Start MATERIAL FOR THIS TASK

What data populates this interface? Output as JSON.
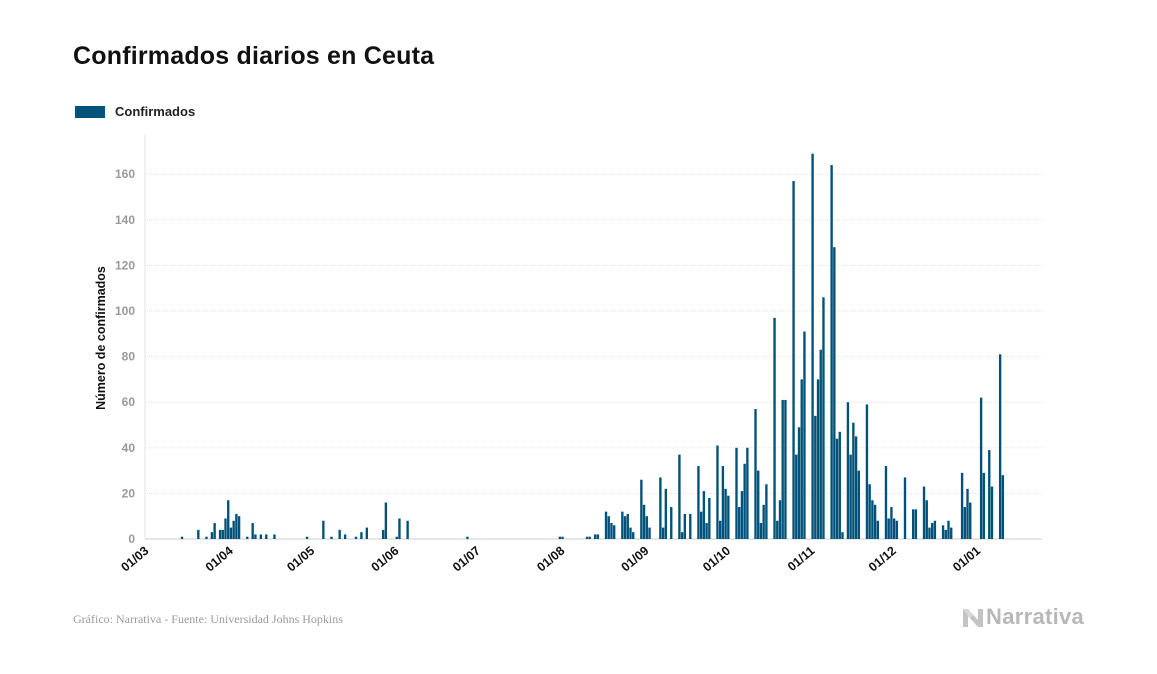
{
  "title": "Confirmados diarios en Ceuta",
  "footer": "Gráfico: Narrativa - Fuente: Universidad Johns Hopkins",
  "brand": "Narrativa",
  "colors": {
    "bar": "#00527a",
    "grid": "#e3e3e3",
    "axis": "#cccccc"
  },
  "chart_data": {
    "type": "bar",
    "title": "Confirmados diarios en Ceuta",
    "ylabel": "Número de confirmados",
    "xlabel": "",
    "ylim": [
      0,
      170
    ],
    "yticks": [
      0,
      20,
      40,
      60,
      80,
      100,
      120,
      140,
      160
    ],
    "grid": true,
    "legend_position": "top-left",
    "x_ticks": [
      "01/03",
      "01/04",
      "01/05",
      "01/06",
      "01/07",
      "01/08",
      "01/09",
      "01/10",
      "01/11",
      "01/12",
      "01/01"
    ],
    "series": [
      {
        "name": "Confirmados",
        "points": [
          [
            "2020-03-14",
            1
          ],
          [
            "2020-03-20",
            4
          ],
          [
            "2020-03-23",
            1
          ],
          [
            "2020-03-25",
            3
          ],
          [
            "2020-03-26",
            7
          ],
          [
            "2020-03-28",
            4
          ],
          [
            "2020-03-29",
            4
          ],
          [
            "2020-03-30",
            9
          ],
          [
            "2020-03-31",
            17
          ],
          [
            "2020-04-01",
            5
          ],
          [
            "2020-04-02",
            8
          ],
          [
            "2020-04-03",
            11
          ],
          [
            "2020-04-04",
            10
          ],
          [
            "2020-04-07",
            1
          ],
          [
            "2020-04-09",
            7
          ],
          [
            "2020-04-10",
            2
          ],
          [
            "2020-04-12",
            2
          ],
          [
            "2020-04-14",
            2
          ],
          [
            "2020-04-17",
            2
          ],
          [
            "2020-04-29",
            1
          ],
          [
            "2020-05-05",
            8
          ],
          [
            "2020-05-08",
            1
          ],
          [
            "2020-05-11",
            4
          ],
          [
            "2020-05-13",
            2
          ],
          [
            "2020-05-17",
            1
          ],
          [
            "2020-05-19",
            3
          ],
          [
            "2020-05-21",
            5
          ],
          [
            "2020-05-27",
            4
          ],
          [
            "2020-05-28",
            16
          ],
          [
            "2020-06-01",
            1
          ],
          [
            "2020-06-02",
            9
          ],
          [
            "2020-06-05",
            8
          ],
          [
            "2020-06-27",
            1
          ],
          [
            "2020-07-31",
            1
          ],
          [
            "2020-08-01",
            1
          ],
          [
            "2020-08-10",
            1
          ],
          [
            "2020-08-11",
            1
          ],
          [
            "2020-08-13",
            2
          ],
          [
            "2020-08-14",
            2
          ],
          [
            "2020-08-17",
            12
          ],
          [
            "2020-08-18",
            10
          ],
          [
            "2020-08-19",
            7
          ],
          [
            "2020-08-20",
            6
          ],
          [
            "2020-08-23",
            12
          ],
          [
            "2020-08-24",
            10
          ],
          [
            "2020-08-25",
            11
          ],
          [
            "2020-08-26",
            5
          ],
          [
            "2020-08-27",
            3
          ],
          [
            "2020-08-30",
            26
          ],
          [
            "2020-08-31",
            15
          ],
          [
            "2020-09-01",
            10
          ],
          [
            "2020-09-02",
            5
          ],
          [
            "2020-09-06",
            27
          ],
          [
            "2020-09-07",
            5
          ],
          [
            "2020-09-08",
            22
          ],
          [
            "2020-09-10",
            14
          ],
          [
            "2020-09-13",
            37
          ],
          [
            "2020-09-14",
            3
          ],
          [
            "2020-09-15",
            11
          ],
          [
            "2020-09-17",
            11
          ],
          [
            "2020-09-20",
            32
          ],
          [
            "2020-09-21",
            12
          ],
          [
            "2020-09-22",
            21
          ],
          [
            "2020-09-23",
            7
          ],
          [
            "2020-09-24",
            18
          ],
          [
            "2020-09-27",
            41
          ],
          [
            "2020-09-28",
            8
          ],
          [
            "2020-09-29",
            32
          ],
          [
            "2020-09-30",
            22
          ],
          [
            "2020-10-01",
            19
          ],
          [
            "2020-10-04",
            40
          ],
          [
            "2020-10-05",
            14
          ],
          [
            "2020-10-06",
            21
          ],
          [
            "2020-10-07",
            33
          ],
          [
            "2020-10-08",
            40
          ],
          [
            "2020-10-11",
            57
          ],
          [
            "2020-10-12",
            30
          ],
          [
            "2020-10-13",
            7
          ],
          [
            "2020-10-14",
            15
          ],
          [
            "2020-10-15",
            24
          ],
          [
            "2020-10-18",
            97
          ],
          [
            "2020-10-19",
            8
          ],
          [
            "2020-10-20",
            17
          ],
          [
            "2020-10-21",
            61
          ],
          [
            "2020-10-22",
            61
          ],
          [
            "2020-10-25",
            157
          ],
          [
            "2020-10-26",
            37
          ],
          [
            "2020-10-27",
            49
          ],
          [
            "2020-10-28",
            70
          ],
          [
            "2020-10-29",
            91
          ],
          [
            "2020-11-01",
            169
          ],
          [
            "2020-11-02",
            54
          ],
          [
            "2020-11-03",
            70
          ],
          [
            "2020-11-04",
            83
          ],
          [
            "2020-11-05",
            106
          ],
          [
            "2020-11-08",
            164
          ],
          [
            "2020-11-09",
            128
          ],
          [
            "2020-11-10",
            44
          ],
          [
            "2020-11-11",
            47
          ],
          [
            "2020-11-12",
            3
          ],
          [
            "2020-11-14",
            60
          ],
          [
            "2020-11-15",
            37
          ],
          [
            "2020-11-16",
            51
          ],
          [
            "2020-11-17",
            45
          ],
          [
            "2020-11-18",
            30
          ],
          [
            "2020-11-21",
            59
          ],
          [
            "2020-11-22",
            24
          ],
          [
            "2020-11-23",
            17
          ],
          [
            "2020-11-24",
            15
          ],
          [
            "2020-11-25",
            8
          ],
          [
            "2020-11-28",
            32
          ],
          [
            "2020-11-29",
            9
          ],
          [
            "2020-11-30",
            14
          ],
          [
            "2020-12-01",
            9
          ],
          [
            "2020-12-02",
            8
          ],
          [
            "2020-12-05",
            27
          ],
          [
            "2020-12-08",
            13
          ],
          [
            "2020-12-09",
            13
          ],
          [
            "2020-12-12",
            23
          ],
          [
            "2020-12-13",
            17
          ],
          [
            "2020-12-14",
            5
          ],
          [
            "2020-12-15",
            7
          ],
          [
            "2020-12-16",
            8
          ],
          [
            "2020-12-19",
            6
          ],
          [
            "2020-12-20",
            4
          ],
          [
            "2020-12-21",
            8
          ],
          [
            "2020-12-22",
            5
          ],
          [
            "2020-12-26",
            29
          ],
          [
            "2020-12-27",
            14
          ],
          [
            "2020-12-28",
            22
          ],
          [
            "2020-12-29",
            16
          ],
          [
            "2021-01-02",
            62
          ],
          [
            "2021-01-03",
            29
          ],
          [
            "2021-01-05",
            39
          ],
          [
            "2021-01-06",
            23
          ],
          [
            "2021-01-09",
            81
          ],
          [
            "2021-01-10",
            28
          ]
        ]
      }
    ]
  }
}
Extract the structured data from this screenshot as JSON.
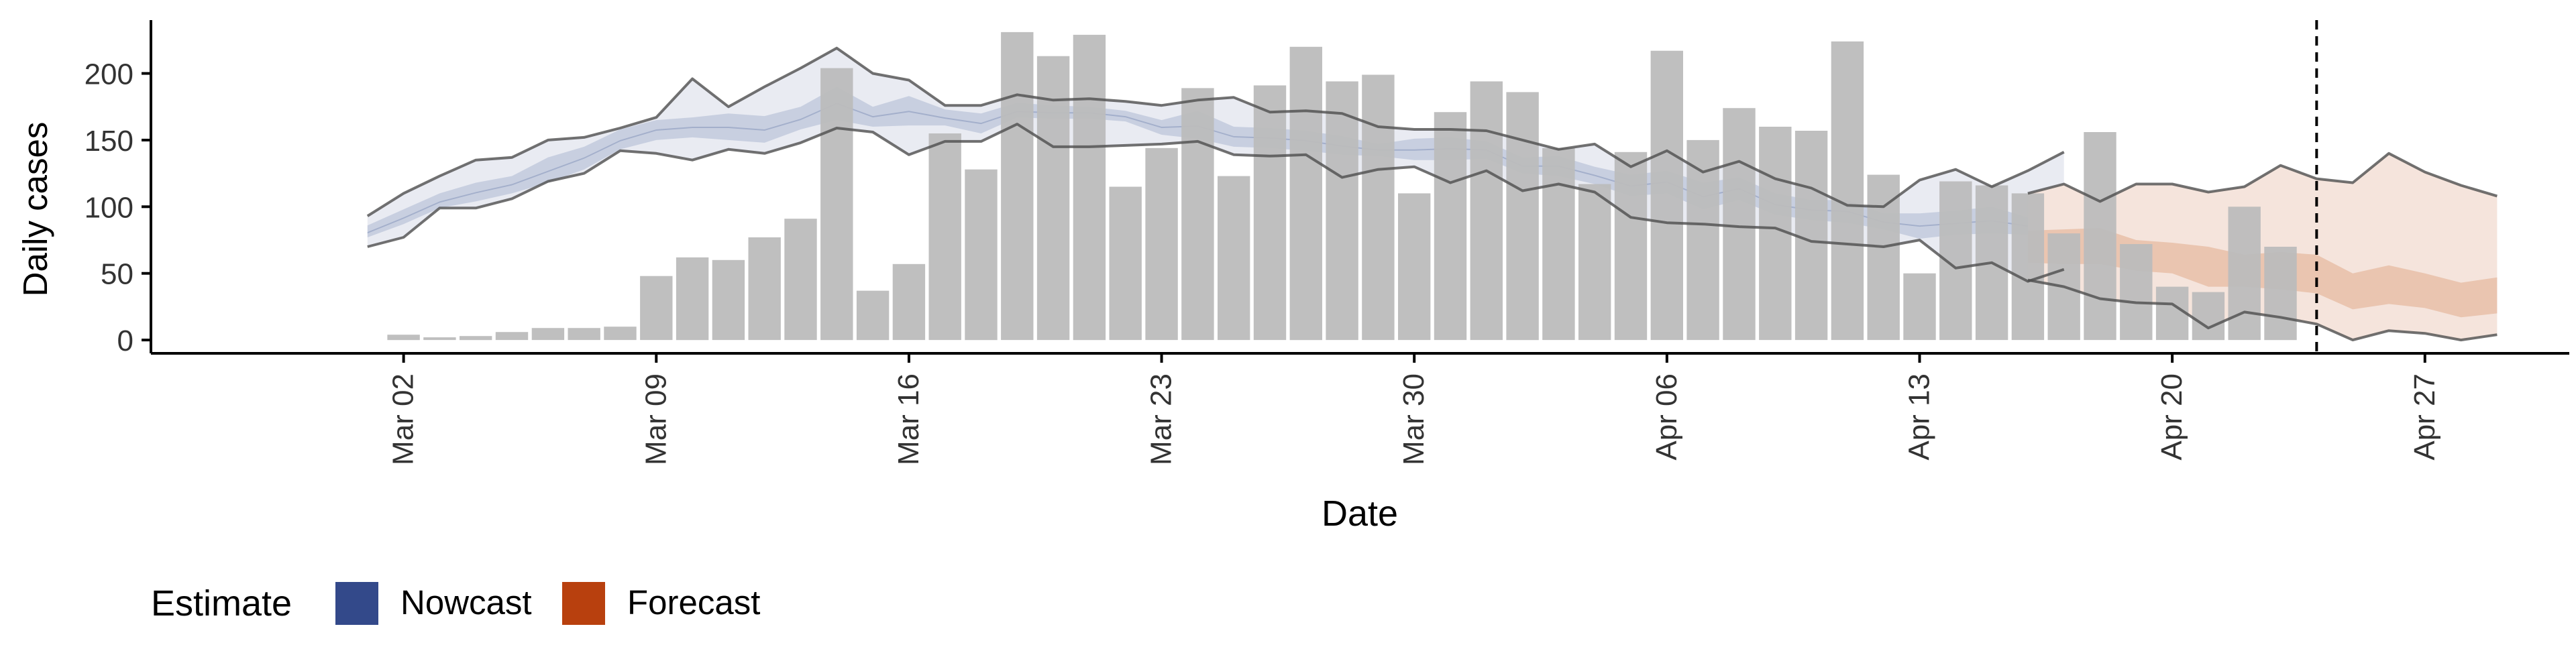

End MATERIAL FOR THIS TASK

◆ **THE EXERCISE**
Write the records out again in full, exactly, and skip every picture.

◆ **EXERCISE SOLUTION**
What data populates this interface? Output as JSON.
{
  "title": "Confirmados diarios en Ceuta",
  "footer": "Gráfico: Narrativa - Fuente: Universidad Johns Hopkins",
  "brand": "Narrativa",
  "colors": {
    "bar": "#00527a",
    "grid": "#e3e3e3",
    "axis": "#cccccc"
  },
  "chart_data": {
    "type": "bar",
    "title": "Confirmados diarios en Ceuta",
    "ylabel": "Número de confirmados",
    "xlabel": "",
    "ylim": [
      0,
      170
    ],
    "yticks": [
      0,
      20,
      40,
      60,
      80,
      100,
      120,
      140,
      160
    ],
    "grid": true,
    "legend_position": "top-left",
    "x_ticks": [
      "01/03",
      "01/04",
      "01/05",
      "01/06",
      "01/07",
      "01/08",
      "01/09",
      "01/10",
      "01/11",
      "01/12",
      "01/01"
    ],
    "series": [
      {
        "name": "Confirmados",
        "points": [
          [
            "2020-03-14",
            1
          ],
          [
            "2020-03-20",
            4
          ],
          [
            "2020-03-23",
            1
          ],
          [
            "2020-03-25",
            3
          ],
          [
            "2020-03-26",
            7
          ],
          [
            "2020-03-28",
            4
          ],
          [
            "2020-03-29",
            4
          ],
          [
            "2020-03-30",
            9
          ],
          [
            "2020-03-31",
            17
          ],
          [
            "2020-04-01",
            5
          ],
          [
            "2020-04-02",
            8
          ],
          [
            "2020-04-03",
            11
          ],
          [
            "2020-04-04",
            10
          ],
          [
            "2020-04-07",
            1
          ],
          [
            "2020-04-09",
            7
          ],
          [
            "2020-04-10",
            2
          ],
          [
            "2020-04-12",
            2
          ],
          [
            "2020-04-14",
            2
          ],
          [
            "2020-04-17",
            2
          ],
          [
            "2020-04-29",
            1
          ],
          [
            "2020-05-05",
            8
          ],
          [
            "2020-05-08",
            1
          ],
          [
            "2020-05-11",
            4
          ],
          [
            "2020-05-13",
            2
          ],
          [
            "2020-05-17",
            1
          ],
          [
            "2020-05-19",
            3
          ],
          [
            "2020-05-21",
            5
          ],
          [
            "2020-05-27",
            4
          ],
          [
            "2020-05-28",
            16
          ],
          [
            "2020-06-01",
            1
          ],
          [
            "2020-06-02",
            9
          ],
          [
            "2020-06-05",
            8
          ],
          [
            "2020-06-27",
            1
          ],
          [
            "2020-07-31",
            1
          ],
          [
            "2020-08-01",
            1
          ],
          [
            "2020-08-10",
            1
          ],
          [
            "2020-08-11",
            1
          ],
          [
            "2020-08-13",
            2
          ],
          [
            "2020-08-14",
            2
          ],
          [
            "2020-08-17",
            12
          ],
          [
            "2020-08-18",
            10
          ],
          [
            "2020-08-19",
            7
          ],
          [
            "2020-08-20",
            6
          ],
          [
            "2020-08-23",
            12
          ],
          [
            "2020-08-24",
            10
          ],
          [
            "2020-08-25",
            11
          ],
          [
            "2020-08-26",
            5
          ],
          [
            "2020-08-27",
            3
          ],
          [
            "2020-08-30",
            26
          ],
          [
            "2020-08-31",
            15
          ],
          [
            "2020-09-01",
            10
          ],
          [
            "2020-09-02",
            5
          ],
          [
            "2020-09-06",
            27
          ],
          [
            "2020-09-07",
            5
          ],
          [
            "2020-09-08",
            22
          ],
          [
            "2020-09-10",
            14
          ],
          [
            "2020-09-13",
            37
          ],
          [
            "2020-09-14",
            3
          ],
          [
            "2020-09-15",
            11
          ],
          [
            "2020-09-17",
            11
          ],
          [
            "2020-09-20",
            32
          ],
          [
            "2020-09-21",
            12
          ],
          [
            "2020-09-22",
            21
          ],
          [
            "2020-09-23",
            7
          ],
          [
            "2020-09-24",
            18
          ],
          [
            "2020-09-27",
            41
          ],
          [
            "2020-09-28",
            8
          ],
          [
            "2020-09-29",
            32
          ],
          [
            "2020-09-30",
            22
          ],
          [
            "2020-10-01",
            19
          ],
          [
            "2020-10-04",
            40
          ],
          [
            "2020-10-05",
            14
          ],
          [
            "2020-10-06",
            21
          ],
          [
            "2020-10-07",
            33
          ],
          [
            "2020-10-08",
            40
          ],
          [
            "2020-10-11",
            57
          ],
          [
            "2020-10-12",
            30
          ],
          [
            "2020-10-13",
            7
          ],
          [
            "2020-10-14",
            15
          ],
          [
            "2020-10-15",
            24
          ],
          [
            "2020-10-18",
            97
          ],
          [
            "2020-10-19",
            8
          ],
          [
            "2020-10-20",
            17
          ],
          [
            "2020-10-21",
            61
          ],
          [
            "2020-10-22",
            61
          ],
          [
            "2020-10-25",
            157
          ],
          [
            "2020-10-26",
            37
          ],
          [
            "2020-10-27",
            49
          ],
          [
            "2020-10-28",
            70
          ],
          [
            "2020-10-29",
            91
          ],
          [
            "2020-11-01",
            169
          ],
          [
            "2020-11-02",
            54
          ],
          [
            "2020-11-03",
            70
          ],
          [
            "2020-11-04",
            83
          ],
          [
            "2020-11-05",
            106
          ],
          [
            "2020-11-08",
            164
          ],
          [
            "2020-11-09",
            128
          ],
          [
            "2020-11-10",
            44
          ],
          [
            "2020-11-11",
            47
          ],
          [
            "2020-11-12",
            3
          ],
          [
            "2020-11-14",
            60
          ],
          [
            "2020-11-15",
            37
          ],
          [
            "2020-11-16",
            51
          ],
          [
            "2020-11-17",
            45
          ],
          [
            "2020-11-18",
            30
          ],
          [
            "2020-11-21",
            59
          ],
          [
            "2020-11-22",
            24
          ],
          [
            "2020-11-23",
            17
          ],
          [
            "2020-11-24",
            15
          ],
          [
            "2020-11-25",
            8
          ],
          [
            "2020-11-28",
            32
          ],
          [
            "2020-11-29",
            9
          ],
          [
            "2020-11-30",
            14
          ],
          [
            "2020-12-01",
            9
          ],
          [
            "2020-12-02",
            8
          ],
          [
            "2020-12-05",
            27
          ],
          [
            "2020-12-08",
            13
          ],
          [
            "2020-12-09",
            13
          ],
          [
            "2020-12-12",
            23
          ],
          [
            "2020-12-13",
            17
          ],
          [
            "2020-12-14",
            5
          ],
          [
            "2020-12-15",
            7
          ],
          [
            "2020-12-16",
            8
          ],
          [
            "2020-12-19",
            6
          ],
          [
            "2020-12-20",
            4
          ],
          [
            "2020-12-21",
            8
          ],
          [
            "2020-12-22",
            5
          ],
          [
            "2020-12-26",
            29
          ],
          [
            "2020-12-27",
            14
          ],
          [
            "2020-12-28",
            22
          ],
          [
            "2020-12-29",
            16
          ],
          [
            "2021-01-02",
            62
          ],
          [
            "2021-01-03",
            29
          ],
          [
            "2021-01-05",
            39
          ],
          [
            "2021-01-06",
            23
          ],
          [
            "2021-01-09",
            81
          ],
          [
            "2021-01-10",
            28
          ]
        ]
      }
    ]
  }
}
Extract the structured data from this screenshot as JSON.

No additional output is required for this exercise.